## EXERCISE REQUIREMENTS
• 1. Summarize the passage on critics' reactions to "Because I Liked a Boy" in two sentences.
• 2. Carry on the passage about critics' reactions to "Because I Liked a Boy" from the point where it stops.

## SELECTED EXTRACT
__________

Many critics picked "Because I Liked a Boy" as a standout track on "Emails I Can't Send". The Bulletin described it as "damn near perfect" whereas Billboard called it one of the most "viral-ready tracks" on the album, stating "this song sonically swells as a response to the fallout of Carpenter's alleged relationship with Joshua Bassett, shortly after his own alleged relationship with Olivia Rodrigo." Ilana Frost of Betches called it "The Adult, Mature, Actually Good Music Version of 'Skin'" where Carpenter targets the trolls on the internet rather than Rodrigo, she also complimented the lyricism. Hot Press called the track a "pièce de résistance", calling it a "must listen" for its transportive electric guitar and distinct forlorn beats.

__________

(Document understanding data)
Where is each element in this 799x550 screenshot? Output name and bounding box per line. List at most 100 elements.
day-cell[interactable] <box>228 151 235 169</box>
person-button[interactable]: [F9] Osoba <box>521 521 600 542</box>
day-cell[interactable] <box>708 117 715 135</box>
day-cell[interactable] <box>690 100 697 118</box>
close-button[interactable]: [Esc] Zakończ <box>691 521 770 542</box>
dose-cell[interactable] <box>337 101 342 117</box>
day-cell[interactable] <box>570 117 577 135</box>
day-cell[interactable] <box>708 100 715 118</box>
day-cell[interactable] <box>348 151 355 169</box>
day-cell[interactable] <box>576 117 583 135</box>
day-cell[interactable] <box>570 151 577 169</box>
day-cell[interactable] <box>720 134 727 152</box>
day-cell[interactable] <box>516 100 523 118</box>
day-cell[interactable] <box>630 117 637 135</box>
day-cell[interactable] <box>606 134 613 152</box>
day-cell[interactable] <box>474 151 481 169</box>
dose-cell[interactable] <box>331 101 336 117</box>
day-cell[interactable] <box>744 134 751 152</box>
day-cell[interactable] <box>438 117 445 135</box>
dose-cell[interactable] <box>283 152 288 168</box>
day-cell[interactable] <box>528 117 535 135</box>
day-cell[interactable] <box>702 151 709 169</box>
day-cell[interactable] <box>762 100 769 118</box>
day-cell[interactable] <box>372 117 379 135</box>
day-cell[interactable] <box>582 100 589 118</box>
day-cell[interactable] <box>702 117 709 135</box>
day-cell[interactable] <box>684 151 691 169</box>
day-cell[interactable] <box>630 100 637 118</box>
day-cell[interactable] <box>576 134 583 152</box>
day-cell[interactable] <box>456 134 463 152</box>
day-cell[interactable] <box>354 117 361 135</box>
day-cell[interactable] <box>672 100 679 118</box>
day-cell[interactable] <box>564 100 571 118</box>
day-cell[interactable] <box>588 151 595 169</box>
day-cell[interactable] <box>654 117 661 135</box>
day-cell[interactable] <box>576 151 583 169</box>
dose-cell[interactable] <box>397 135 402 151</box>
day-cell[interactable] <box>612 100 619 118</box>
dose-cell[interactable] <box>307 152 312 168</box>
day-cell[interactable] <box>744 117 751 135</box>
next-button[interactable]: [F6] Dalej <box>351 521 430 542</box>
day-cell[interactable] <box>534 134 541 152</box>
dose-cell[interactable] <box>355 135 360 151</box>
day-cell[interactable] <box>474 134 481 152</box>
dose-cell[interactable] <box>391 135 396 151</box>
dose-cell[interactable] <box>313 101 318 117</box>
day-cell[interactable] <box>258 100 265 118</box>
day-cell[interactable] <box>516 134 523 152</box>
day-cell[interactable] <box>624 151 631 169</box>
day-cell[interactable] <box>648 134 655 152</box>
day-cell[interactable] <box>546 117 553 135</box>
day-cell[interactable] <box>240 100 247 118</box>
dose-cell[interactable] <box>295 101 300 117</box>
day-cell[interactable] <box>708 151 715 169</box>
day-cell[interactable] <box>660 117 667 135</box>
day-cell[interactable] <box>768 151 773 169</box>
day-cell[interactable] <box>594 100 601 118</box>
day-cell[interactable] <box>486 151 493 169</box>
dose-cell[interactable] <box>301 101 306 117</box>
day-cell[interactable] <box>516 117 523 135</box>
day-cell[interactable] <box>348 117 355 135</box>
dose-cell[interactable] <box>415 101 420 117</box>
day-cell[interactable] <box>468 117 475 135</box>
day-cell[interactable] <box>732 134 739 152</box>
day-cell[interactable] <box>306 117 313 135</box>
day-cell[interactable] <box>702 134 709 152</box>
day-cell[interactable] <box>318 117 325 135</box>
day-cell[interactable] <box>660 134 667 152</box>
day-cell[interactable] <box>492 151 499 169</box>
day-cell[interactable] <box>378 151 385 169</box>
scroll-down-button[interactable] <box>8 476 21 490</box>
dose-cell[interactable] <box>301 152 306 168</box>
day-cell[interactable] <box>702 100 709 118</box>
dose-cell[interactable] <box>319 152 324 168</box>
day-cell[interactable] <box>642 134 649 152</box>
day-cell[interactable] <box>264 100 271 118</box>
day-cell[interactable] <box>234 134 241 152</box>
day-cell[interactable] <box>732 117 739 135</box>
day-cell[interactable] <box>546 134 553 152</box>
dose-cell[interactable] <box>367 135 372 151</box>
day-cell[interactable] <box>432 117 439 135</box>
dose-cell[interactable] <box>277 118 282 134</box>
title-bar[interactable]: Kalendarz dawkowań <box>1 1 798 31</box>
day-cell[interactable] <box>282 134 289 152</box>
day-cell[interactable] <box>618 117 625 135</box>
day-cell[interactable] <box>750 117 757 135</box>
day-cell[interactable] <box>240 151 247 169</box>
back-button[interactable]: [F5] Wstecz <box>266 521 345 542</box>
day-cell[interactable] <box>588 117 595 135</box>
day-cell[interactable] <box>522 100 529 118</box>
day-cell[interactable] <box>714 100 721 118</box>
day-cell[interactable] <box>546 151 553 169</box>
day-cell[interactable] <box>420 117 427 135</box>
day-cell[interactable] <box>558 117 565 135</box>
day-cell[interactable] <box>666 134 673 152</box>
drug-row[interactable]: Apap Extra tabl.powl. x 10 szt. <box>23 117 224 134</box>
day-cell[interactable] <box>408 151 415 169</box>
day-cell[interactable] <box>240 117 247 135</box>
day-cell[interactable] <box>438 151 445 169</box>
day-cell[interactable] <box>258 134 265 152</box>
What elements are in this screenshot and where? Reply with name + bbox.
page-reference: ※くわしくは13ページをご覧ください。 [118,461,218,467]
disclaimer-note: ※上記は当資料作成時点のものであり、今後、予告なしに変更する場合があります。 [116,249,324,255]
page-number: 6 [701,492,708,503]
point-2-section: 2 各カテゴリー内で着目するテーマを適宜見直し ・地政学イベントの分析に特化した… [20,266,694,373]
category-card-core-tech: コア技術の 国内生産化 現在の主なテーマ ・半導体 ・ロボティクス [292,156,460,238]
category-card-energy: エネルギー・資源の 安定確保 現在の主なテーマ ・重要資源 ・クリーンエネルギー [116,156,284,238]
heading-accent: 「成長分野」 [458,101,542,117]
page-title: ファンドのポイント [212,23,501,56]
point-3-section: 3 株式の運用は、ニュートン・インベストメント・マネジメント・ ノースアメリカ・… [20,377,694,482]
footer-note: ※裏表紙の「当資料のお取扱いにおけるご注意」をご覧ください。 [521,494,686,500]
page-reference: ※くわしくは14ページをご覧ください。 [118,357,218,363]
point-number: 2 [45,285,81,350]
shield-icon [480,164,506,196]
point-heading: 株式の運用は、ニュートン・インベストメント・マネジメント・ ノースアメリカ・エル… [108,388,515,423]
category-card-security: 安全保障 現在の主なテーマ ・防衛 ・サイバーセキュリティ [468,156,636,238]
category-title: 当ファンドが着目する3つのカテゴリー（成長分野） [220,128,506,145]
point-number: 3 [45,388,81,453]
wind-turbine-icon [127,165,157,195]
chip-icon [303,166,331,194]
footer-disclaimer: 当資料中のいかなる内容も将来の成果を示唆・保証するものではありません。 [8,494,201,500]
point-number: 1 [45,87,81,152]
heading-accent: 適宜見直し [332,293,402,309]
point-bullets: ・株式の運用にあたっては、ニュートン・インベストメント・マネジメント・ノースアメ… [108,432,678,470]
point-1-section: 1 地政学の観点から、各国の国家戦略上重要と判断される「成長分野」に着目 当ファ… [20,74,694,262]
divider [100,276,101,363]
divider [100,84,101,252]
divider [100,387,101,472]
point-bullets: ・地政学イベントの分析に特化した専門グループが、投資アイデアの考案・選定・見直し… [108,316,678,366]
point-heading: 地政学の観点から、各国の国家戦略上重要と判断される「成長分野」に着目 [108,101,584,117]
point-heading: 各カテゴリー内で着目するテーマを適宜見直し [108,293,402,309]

__________

## ANSWERS TO THE EXERCISE
• 1. Many critics singled out "Because I Liked a Boy" as a standout track on "Emails I Can't Send," with The Bulletin calling it "damn near perfect" and Billboard naming it one of the album's most "viral-ready tracks." Ilana Frost of Betches praised its lyricism and its focus on internet trolls rather than Rodrigo, while Hot Press called it a "pièce de résistance" and a "must listen" for its transportive electric guitar and forlorn beats.

• 2.
==Music video==
The music video was directed by Amber Park and released alongside both the single and its accompanying album. iHeart's Sarah Tate said that in the video "Carpenter takes center stage as the main event, surrounded by supportive friends as she sings about the beginnings of an innocent love. However, as the song continues, she laments about how the world began to vilify her, and she eventually becomes ostracized by the other performers who once showed her love."

== Credits and personnel ==
Recording and management
- Recorded at Jungle City Studios (New York City)
- Mixed at MixStar Studios (Virginia Beach, Virginia)
- Mastered at Sterling Sound (Edgewater, New Jersey)
- Sabalicious Songs (BMI), Music of Big Family/Don Wyan Music (BMI), administered by Hipgnosis Songs Group, Good Deal Publishing (BMI), administered by Songs of Universal, Inc., Music By Work of Art (BMI)/Modern Arts Songs (BMI)/Songs of Starker Saxe (BMI)/Starkersaxesongs (SOCAN), administered by Sony/ATV Songs LLC (BMI)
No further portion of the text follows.